*LIST OF TASKS:*
**1.** Print the part of the company law passage that begins at the words "We welcome the" and stops after the words "has been filed.".
**2.** List every section heading in the company law passage, along with the section number given for each.
**3.** Continue the company law passage from its final sentence.

Overall, our view is that the Forum’s proposals do not, in their present form, merit translation into law and should be left for the moment for the audit profession to develop further.
Capital maintenance (section 4.8)
The White Paper proposes a number of changes to the capital maintenance rules for private companies, on the basis that such rules are largely irrelevant to the vast majority of private companies. There is no commitment, however, to making what we would regard as a further useful reform, which would be to revise the rules which apply to distributions by private companies. The current Second Directive rules on distributions, which are currently in the process of being reviewed at EU level with a view to replacing them with a solvency-based test rather than a test based on asset values and accumulated realised accounting profits, need not apply to private companies. Notwithstanding the CLR’s previous recommendation that any reform for private companies should proceed in tandem with reform for public companies, it would still be feasible to reform the law as it applies to UK private companies in isolation from any EU initiative in this area. Making private company distributions subject to a solvency test, supported by a directors’ declaration of solvency, rather than making them subject to the complex technical rules designed for public companies, would be consistent with the Think Small First approach adopted by the Department. It would also help to address the issue, now recognised by the European Commission and the EU Accounting Regulatory Committee, of the potential effects of IFRS on companies’ ability to pay dividends to shareholders.
Information on the public record (section 4.9)
We welcome the commitment in the White Paper to introduce new powers to combat the filing of false and misleading information at Companies House. It is being proposed, inter alia, that Companies House be given a new power to seek the removal of inaccurate and misleading information and that it become a criminal offence to file information which is misleading, false or deceptive in a material particular. We consider these could prove to be useful measures to address what is, increasingly, an area of concern to accountants and businesses, namely the ease with which information on the public record at Companies House can be manipulated for fraudulent purposes. The weak link which currently encourages fraudsters is, however, that before Companies House can be in a position to take action in a particular case, it needs to be aware of the false information which has been filed.
Given the number of companies and LLPs on the register, and the amount of information which they all have to file with Companies House, it is evident that policing all the changes to the public record would be an immensely difficult task. We are aware that Companies House is aware of our concerns and is investigating the feasibility of instituting new controls, perhaps exploiting new possibilities offered by electronic filing techniques. But securing the integrity of the information on the public record will almost certainly depend on additional action, not just by Companies House but by companies themselves, as well as on changes to the law.
Presentation of accounting rules (section 4.10)
We consider that the approach adopted in Part G of the draft clauses, of presenting the statutory rules on company accounting for small companies separately from the rules for other companies, is likely to be helpful to the vast majority of companies that will qualify as ‘small’. The proposal to supplement the basic rules with a dedicated schedule of rules on form and content is likely to be similarly helpful. Our only reservation about the terms of Part G is that some of its provisions, viz the rules in chapters 2 and 3 on accounting records and the company’s financial year, are not exclusive to small companies and it is arguably misleading to users to state explicitly that these rules apply to ‘small companies’ (with the suggestion that they apply to those companies only. If this were seen as a problem, an alternative approach to the presentation of the accounting rules might be to start off with a section containing rules which are uniform for all companies and then proceed to deal, in Part G and its equivalent sections, with those rules which are exclusive to small companies and other companies.

*EXTRACTED INFORMATION:*
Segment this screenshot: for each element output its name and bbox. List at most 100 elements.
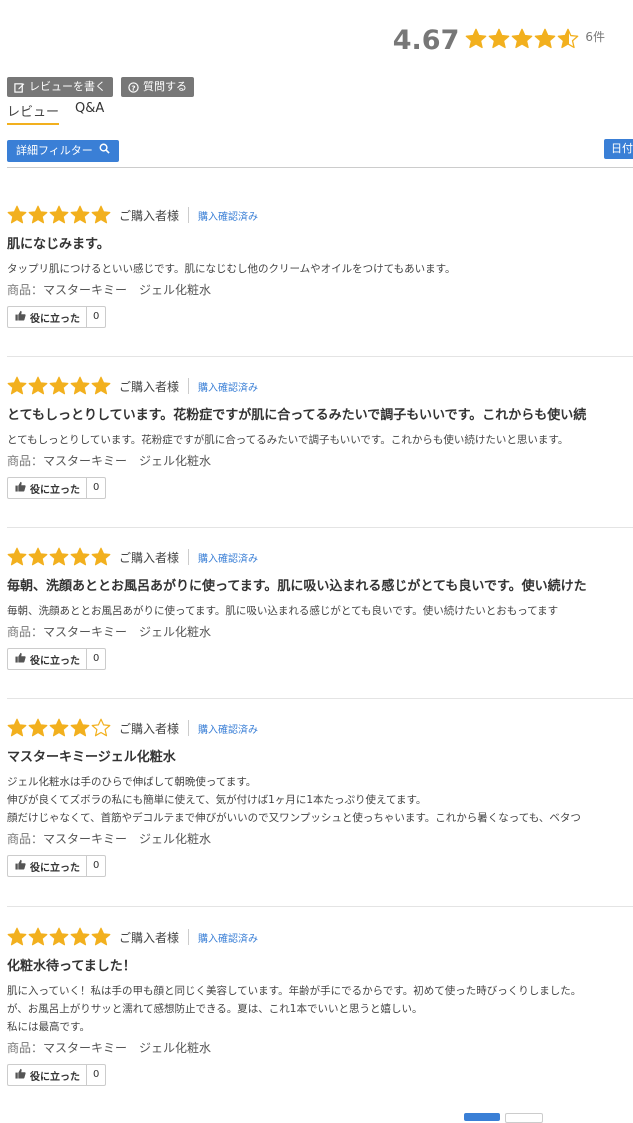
star-filled-icon <box>91 927 111 947</box>
product-name: マスターキミー ジェル化粧水 <box>43 283 212 297</box>
review-product: 商品：マスターキミー ジェル化粧水 <box>7 1038 633 1058</box>
sort-dropdown[interactable]: 日付 <box>604 139 633 159</box>
review-body-line: タップリ肌につけるといい感じです。肌になじむし他のクリームやオイルをつけてもあい… <box>7 263 456 275</box>
reviewer-name: ご購入者様 <box>119 721 180 736</box>
review-body-line: とてもしっとりしています。花粉症ですが肌に合ってるみたいで調子もいいです。これか… <box>7 434 569 446</box>
review-title: 化粧水待ってました！ <box>7 959 136 974</box>
star-filled-icon <box>7 927 27 947</box>
review-tabs: レビュー Q&A <box>7 101 104 125</box>
review-header: ご購入者様 購入確認済み <box>7 924 633 950</box>
review-body-line: ジェル化粧水は手のひらで伸ばして朝晩使ってます。 <box>7 776 257 788</box>
helpful-button[interactable]: 役に立った 0 <box>7 477 107 499</box>
review-body-line: 肌に入っていく！私は手の甲も顔と同じく美容しています。年齢が手にでるからです。初… <box>7 985 582 997</box>
helpful-button[interactable]: 役に立った 0 <box>7 648 107 670</box>
pagination-next[interactable] <box>505 1113 543 1123</box>
review-star-rating <box>7 376 111 396</box>
review-item: ご購入者様 購入確認済み化粧水待ってました！ 肌に入っていく！私は手の甲も顔と同じく… <box>7 924 633 1086</box>
divider <box>7 527 633 528</box>
ask-question-button[interactable]: ? 質問する <box>121 77 194 97</box>
review-header: ご購入者様 購入確認済み <box>7 544 633 570</box>
verified-purchase-badge: 購入確認済み <box>198 553 259 565</box>
thumbs-up-icon <box>15 1068 26 1082</box>
star-filled-icon <box>49 547 69 567</box>
helpful-label: 役に立った <box>30 655 80 667</box>
review-body: 肌に入っていく！私は手の甲も顔と同じく美容しています。年齢が手にでるからです。初… <box>7 982 633 1036</box>
helpful-label: 役に立った <box>30 862 80 874</box>
question-circle-icon: ? <box>128 81 139 93</box>
divider <box>7 698 633 699</box>
divider <box>7 356 633 357</box>
verified-purchase-badge: 購入確認済み <box>198 211 259 223</box>
divider <box>7 906 633 907</box>
thumbs-up-icon <box>15 859 26 873</box>
star-filled-icon <box>49 927 69 947</box>
star-filled-icon <box>70 376 90 396</box>
star-filled-icon <box>91 547 111 567</box>
detail-filter-button[interactable]: 詳細フィルター <box>7 140 119 162</box>
summary-star-rating <box>465 28 579 50</box>
product-name: マスターキミー ジェル化粧水 <box>43 832 212 846</box>
divider <box>188 378 190 394</box>
pagination-current[interactable] <box>464 1113 500 1121</box>
star-filled-icon <box>28 205 48 225</box>
review-product: 商品：マスターキミー ジェル化粧水 <box>7 280 633 300</box>
write-review-button[interactable]: レビューを書く <box>7 77 113 97</box>
product-name: マスターキミー ジェル化粧水 <box>43 454 212 468</box>
helpful-button[interactable]: 役に立った 0 <box>7 306 107 328</box>
star-filled-icon <box>7 547 27 567</box>
review-body-line: が、お風呂上がりサッと濡れて感想防止できる。夏は、これ1本でいいと思うと嬉しい。 <box>7 1003 423 1015</box>
star-filled-icon <box>7 376 27 396</box>
product-label: 商品： <box>7 454 44 468</box>
review-body: 毎朝、洗顔あととお風呂あがりに使ってます。肌に吸い込まれる感じがとても良いです。… <box>7 602 633 620</box>
helpful-count: 0 <box>86 856 105 876</box>
review-body: とてもしっとりしています。花粉症ですが肌に合ってるみたいで調子もいいです。これか… <box>7 431 633 449</box>
review-item: ご購入者様 購入確認済みマスターキミージェル化粧水ジェル化粧水は手のひらで伸ばして… <box>7 715 633 877</box>
star-filled-icon <box>70 205 90 225</box>
star-empty-icon <box>91 718 111 738</box>
review-item: ご購入者様 購入確認済み毎朝、洗顔あととお風呂あがりに使ってます。肌に吸い込まれる… <box>7 544 633 670</box>
star-filled-icon <box>49 718 69 738</box>
divider <box>188 207 190 223</box>
write-review-label: レビューを書く <box>29 80 106 93</box>
tab-qa[interactable]: Q&A <box>75 101 104 125</box>
star-filled-icon <box>28 376 48 396</box>
reviewer-name: ご購入者様 <box>119 930 180 945</box>
star-filled-icon <box>28 547 48 567</box>
helpful-label: 役に立った <box>30 313 80 325</box>
ask-question-label: 質問する <box>143 80 187 93</box>
star-filled-icon <box>49 376 69 396</box>
review-header: ご購入者様 購入確認済み <box>7 373 633 399</box>
review-star-rating <box>7 718 111 738</box>
helpful-button[interactable]: 役に立った 0 <box>7 1064 107 1086</box>
review-header: ご購入者様 購入確認済み <box>7 202 633 228</box>
helpful-count: 0 <box>86 649 105 669</box>
review-title: マスターキミージェル化粧水 <box>7 750 176 765</box>
review-product: 商品：マスターキミー ジェル化粧水 <box>7 622 633 642</box>
star-filled-icon <box>70 927 90 947</box>
helpful-label: 役に立った <box>30 1071 80 1083</box>
star-filled-icon <box>91 376 111 396</box>
review-body: ジェル化粧水は手のひらで伸ばして朝晩使ってます。伸びが良くてズボラの私にも簡単に… <box>7 773 633 827</box>
product-name: マスターキミー ジェル化粧水 <box>43 625 212 639</box>
review-header: ご購入者様 購入確認済み <box>7 715 633 741</box>
review-star-rating <box>7 927 111 947</box>
helpful-button[interactable]: 役に立った 0 <box>7 855 107 877</box>
divider <box>188 929 190 945</box>
review-item: ご購入者様 購入確認済みとてもしっとりしています。花粉症ですが肌に合ってるみたいで… <box>7 373 633 499</box>
star-filled-icon <box>70 718 90 738</box>
product-label: 商品： <box>7 832 44 846</box>
review-star-rating <box>7 547 111 567</box>
review-product: 商品：マスターキミー ジェル化粧水 <box>7 829 633 849</box>
verified-purchase-badge: 購入確認済み <box>198 933 259 945</box>
search-icon <box>99 140 110 162</box>
review-body-line: 伸びが良くてズボラの私にも簡単に使えて、気が付けば1ヶ月に1本たっぷり使えてます… <box>7 794 427 806</box>
reviewer-name: ご購入者様 <box>119 379 180 394</box>
product-name: マスターキミー ジェル化粧水 <box>43 1041 212 1055</box>
tab-reviews[interactable]: レビュー <box>7 101 60 125</box>
star-filled-icon <box>70 547 90 567</box>
review-actions: レビューを書く ? 質問する <box>7 77 194 97</box>
thumbs-up-icon <box>15 481 26 495</box>
sort-label: 日付 <box>611 142 633 155</box>
edit-icon <box>14 82 25 93</box>
helpful-count: 0 <box>86 478 105 498</box>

*RESPONSES PER TASK:*
**1.**
We welcome the commitment in the White Paper to introduce new powers to combat the filing of false and misleading information at Companies House. It is being proposed, inter alia, that Companies House be given a new power to seek the removal of inaccurate and misleading information and that it become a criminal offence to file information which is misleading, false or deceptive in a material particular. We consider these could prove to be useful measures to address what is, increasingly, an area of concern to accountants and businesses, namely the ease with which information on the public record at Companies House can be manipulated for fraudulent purposes. The weak link which currently encourages fraudsters is, however, that before Companies House can be in a position to take action in a particular case, it needs to be aware of the false information which has been filed.

**2.**
Capital maintenance (section 4.8)
Information on the public record (section 4.9)
Presentation of accounting rules (section 4.10)

**3.**
Adopting the same approach as has been adopted in Part G for all other categories of company – large private companies, public companies and listed public companies – would involve a very high degree of duplication. It should be feasible to devise a basic set of rules for these three categories of company – or at least for large private companies and unlisted public companies - with separate provisions setting out applicable exemptions and additional requirements for the specified categories of company.
On a point of detail, we query the reference, in section G16, to the need for financial reporting by companies within the same group to be carried out using ‘the same financial reporting framework’. This term, not currently used in company law, needs to be defined separately.
With regard to the proposal to retain the option for companies to file abbreviated accounts on the public record (albeit with a new requirement to disclose details of turnover), we accept that this may be welcomed by many small companies. We would point out, though, that preparing abbreviated accounts represents an additional expense for the companies concerned and thus the proposal should not be seen as in any way a de-regulatory measure. We would also point out, in cross-reference to the Department’s simultaneous consultation on extending the range of companies which may use the summary financial statement, that the small company reporting regime risks becoming, if anything, more rather than less complicated to users.
Disclosures in the directors’ report (section 4.10)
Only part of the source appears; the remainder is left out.